Stored data
****************************************
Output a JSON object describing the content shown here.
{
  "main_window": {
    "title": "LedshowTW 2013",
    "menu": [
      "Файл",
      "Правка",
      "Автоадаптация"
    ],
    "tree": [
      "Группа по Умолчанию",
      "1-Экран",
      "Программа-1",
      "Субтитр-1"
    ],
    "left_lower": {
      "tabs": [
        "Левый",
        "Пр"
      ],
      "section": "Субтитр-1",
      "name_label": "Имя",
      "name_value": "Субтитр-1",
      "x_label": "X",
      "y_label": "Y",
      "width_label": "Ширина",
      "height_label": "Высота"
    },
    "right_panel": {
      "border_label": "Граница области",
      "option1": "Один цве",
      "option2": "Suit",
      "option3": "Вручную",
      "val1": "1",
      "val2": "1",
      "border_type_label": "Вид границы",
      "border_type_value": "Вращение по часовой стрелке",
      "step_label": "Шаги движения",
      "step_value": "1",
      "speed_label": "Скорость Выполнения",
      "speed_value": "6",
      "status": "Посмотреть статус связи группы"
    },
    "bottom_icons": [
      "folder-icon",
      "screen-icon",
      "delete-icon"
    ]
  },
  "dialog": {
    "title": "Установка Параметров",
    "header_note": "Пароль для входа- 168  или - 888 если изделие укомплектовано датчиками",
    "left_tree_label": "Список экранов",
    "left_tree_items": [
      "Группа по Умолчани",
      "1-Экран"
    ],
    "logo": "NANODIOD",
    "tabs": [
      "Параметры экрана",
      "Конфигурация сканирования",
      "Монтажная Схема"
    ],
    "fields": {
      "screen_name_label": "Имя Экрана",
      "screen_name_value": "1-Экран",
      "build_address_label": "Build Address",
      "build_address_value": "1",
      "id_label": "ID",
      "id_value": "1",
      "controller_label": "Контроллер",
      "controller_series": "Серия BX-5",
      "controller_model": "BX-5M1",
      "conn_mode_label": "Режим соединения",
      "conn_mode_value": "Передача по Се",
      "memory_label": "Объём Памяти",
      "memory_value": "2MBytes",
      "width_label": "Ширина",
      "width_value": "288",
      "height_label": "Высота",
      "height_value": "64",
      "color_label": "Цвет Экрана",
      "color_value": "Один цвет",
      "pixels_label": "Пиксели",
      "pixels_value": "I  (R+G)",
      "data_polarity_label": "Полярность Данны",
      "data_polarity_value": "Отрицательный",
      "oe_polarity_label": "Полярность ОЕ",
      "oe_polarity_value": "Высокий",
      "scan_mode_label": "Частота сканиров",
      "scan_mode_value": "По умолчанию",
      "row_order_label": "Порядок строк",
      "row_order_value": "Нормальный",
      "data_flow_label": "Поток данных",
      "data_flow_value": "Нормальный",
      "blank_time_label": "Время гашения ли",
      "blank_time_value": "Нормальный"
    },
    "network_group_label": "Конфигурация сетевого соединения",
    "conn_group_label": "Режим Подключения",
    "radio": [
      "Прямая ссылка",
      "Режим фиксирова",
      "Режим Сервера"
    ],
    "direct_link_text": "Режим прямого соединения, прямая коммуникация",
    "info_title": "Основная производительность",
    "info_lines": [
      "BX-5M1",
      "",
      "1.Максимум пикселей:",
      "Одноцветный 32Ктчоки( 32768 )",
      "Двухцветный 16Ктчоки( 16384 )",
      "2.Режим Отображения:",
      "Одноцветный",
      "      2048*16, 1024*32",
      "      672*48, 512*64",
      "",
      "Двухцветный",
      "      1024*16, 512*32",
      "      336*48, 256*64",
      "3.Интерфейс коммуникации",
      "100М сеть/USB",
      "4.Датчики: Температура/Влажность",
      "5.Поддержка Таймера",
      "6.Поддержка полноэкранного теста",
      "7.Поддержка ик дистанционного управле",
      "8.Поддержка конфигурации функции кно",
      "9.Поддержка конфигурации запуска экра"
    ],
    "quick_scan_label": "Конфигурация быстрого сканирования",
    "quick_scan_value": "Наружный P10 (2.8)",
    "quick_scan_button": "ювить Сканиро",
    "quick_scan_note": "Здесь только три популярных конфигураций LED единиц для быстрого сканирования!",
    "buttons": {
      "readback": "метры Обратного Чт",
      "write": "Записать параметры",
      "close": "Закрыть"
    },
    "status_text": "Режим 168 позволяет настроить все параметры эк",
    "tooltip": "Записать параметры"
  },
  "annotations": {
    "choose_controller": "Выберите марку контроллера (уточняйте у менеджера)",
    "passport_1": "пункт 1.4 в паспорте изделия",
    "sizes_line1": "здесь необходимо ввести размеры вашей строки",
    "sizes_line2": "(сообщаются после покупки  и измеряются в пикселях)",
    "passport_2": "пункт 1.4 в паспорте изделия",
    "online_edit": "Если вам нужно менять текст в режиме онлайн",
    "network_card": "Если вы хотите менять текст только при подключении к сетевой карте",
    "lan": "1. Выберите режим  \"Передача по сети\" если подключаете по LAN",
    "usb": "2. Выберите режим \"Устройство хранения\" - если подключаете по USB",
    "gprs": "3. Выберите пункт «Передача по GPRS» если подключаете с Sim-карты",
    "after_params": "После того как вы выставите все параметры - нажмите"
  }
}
****************************************
WHAT IS NEEDED: Transcribe every entry exactly.

WRITTEN SOLUTION:
Output a JSON object describing the content shown here.
{
  "main_window": {
    "title": "LedshowTW 2013",
    "menu": [
      "Файл",
      "Правка",
      "Автоадаптация"
    ],
    "tree": [
      "Группа по Умолчанию",
      "1-Экран",
      "Программа-1",
      "Субтитр-1"
    ],
    "left_lower": {
      "tabs": [
        "Левый",
        "Пр"
      ],
      "section": "Субтитр-1",
      "name_label": "Имя",
      "name_value": "Субтитр-1",
      "x_label": "X",
      "y_label": "Y",
      "width_label": "Ширина",
      "height_label": "Высота"
    },
    "right_panel": {
      "border_label": "Граница области",
      "option1": "Один цве",
      "option2": "Suit",
      "option3": "Вручную",
      "val1": "1",
      "val2": "1",
      "border_type_label": "Вид границы",
      "border_type_value": "Вращение по часовой стрелке",
      "step_label": "Шаги движения",
      "step_value": "1",
      "speed_label": "Скорость Выполнения",
      "speed_value": "6",
      "status": "Посмотреть статус связи группы"
    },
    "bottom_icons": [
      "folder-icon",
      "screen-icon",
      "delete-icon"
    ]
  },
  "dialog": {
    "title": "Установка Параметров",
    "header_note": "Пароль для входа- 168  или - 888 если изделие укомплектовано датчиками",
    "left_tree_label": "Список экранов",
    "left_tree_items": [
      "Группа по Умолчани",
      "1-Экран"
    ],
    "logo": "NANODIOD",
    "tabs": [
      "Параметры экрана",
      "Конфигурация сканирования",
      "Монтажная Схема"
    ],
    "fields": {
      "screen_name_label": "Имя Экрана",
      "screen_name_value": "1-Экран",
      "build_address_label": "Build Address",
      "build_address_value": "1",
      "id_label": "ID",
      "id_value": "1",
      "controller_label": "Контроллер",
      "controller_series": "Серия BX-5",
      "controller_model": "BX-5M1",
      "conn_mode_label": "Режим соединения",
      "conn_mode_value": "Передача по Се",
      "memory_label": "Объём Памяти",
      "memory_value": "2MBytes",
      "width_label": "Ширина",
      "width_value": "288",
      "height_label": "Высота",
      "height_value": "64",
      "color_label": "Цвет Экрана",
      "color_value": "Один цвет",
      "pixels_label": "Пиксели",
      "pixels_value": "I  (R+G)",
      "data_polarity_label": "Полярность Данны",
      "data_polarity_value": "Отрицательный",
      "oe_polarity_label": "Полярность ОЕ",
      "oe_polarity_value": "Высокий",
      "scan_mode_label": "Частота сканиров",
      "scan_mode_value": "По умолчанию",
      "row_order_label": "Порядок строк",
      "row_order_value": "Нормальный",
      "data_flow_label": "Поток данных",
      "data_flow_value": "Нормальный",
      "blank_time_label": "Время гашения ли",
      "blank_time_value": "Нормальный"
    },
    "network_group_label": "Конфигурация сетевого соединения",
    "conn_group_label": "Режим Подключения",
    "radio": [
      "Прямая ссылка",
      "Режим фиксирова",
      "Режим Сервера"
    ],
    "direct_link_text": "Режим прямого соединения, прямая коммуникация",
    "info_title": "Основная производительность",
    "info_lines": [
      "BX-5M1",
      "",
      "1.Максимум пикселей:",
      "Одноцветный 32Ктчоки( 32768 )",
      "Двухцветный 16Ктчоки( 16384 )",
      "2.Режим Отображения:",
      "Одноцветный",
      "      2048*16, 1024*32",
      "      672*48, 512*64",
      "",
      "Двухцветный",
      "      1024*16, 512*32",
      "      336*48, 256*64",
      "3.Интерфейс коммуникации",
      "100М сеть/USB",
      "4.Датчики: Температура/Влажность",
      "5.Поддержка Таймера",
      "6.Поддержка полноэкранного теста",
      "7.Поддержка ик дистанционного управле",
      "8.Поддержка конфигурации функции кно",
      "9.Поддержка конфигурации запуска экра"
    ],
    "quick_scan_label": "Конфигурация быстрого сканирования",
    "quick_scan_value": "Наружный P10 (2.8)",
    "quick_scan_button": "ювить Сканиро",
    "quick_scan_note": "Здесь только три популярных конфигураций LED единиц для быстрого сканирования!",
    "buttons": {
      "readback": "метры Обратного Чт",
      "write": "Записать параметры",
      "close": "Закрыть"
    },
    "status_text": "Режим 168 позволяет настроить все параметры эк",
    "tooltip": "Записать параметры"
  },
  "annotations": {
    "choose_controller": "Выберите марку контроллера (уточняйте у менеджера)",
    "passport_1": "пункт 1.4 в паспорте изделия",
    "sizes_line1": "здесь необходимо ввести размеры вашей строки",
    "sizes_line2": "(сообщаются после покупки  и измеряются в пикселях)",
    "passport_2": "пункт 1.4 в паспорте изделия",
    "online_edit": "Если вам нужно менять текст в режиме онлайн",
    "network_card": "Если вы хотите менять текст только при подключении к сетевой карте",
    "lan": "1. Выберите режим  \"Передача по сети\" если подключаете по LAN",
    "usb": "2. Выберите режим \"Устройство хранения\" - если подключаете по USB",
    "gprs": "3. Выберите пункт «Передача по GPRS» если подключаете с Sim-карты",
    "after_params": "После того как вы выставите все параметры - нажмите"
  }
}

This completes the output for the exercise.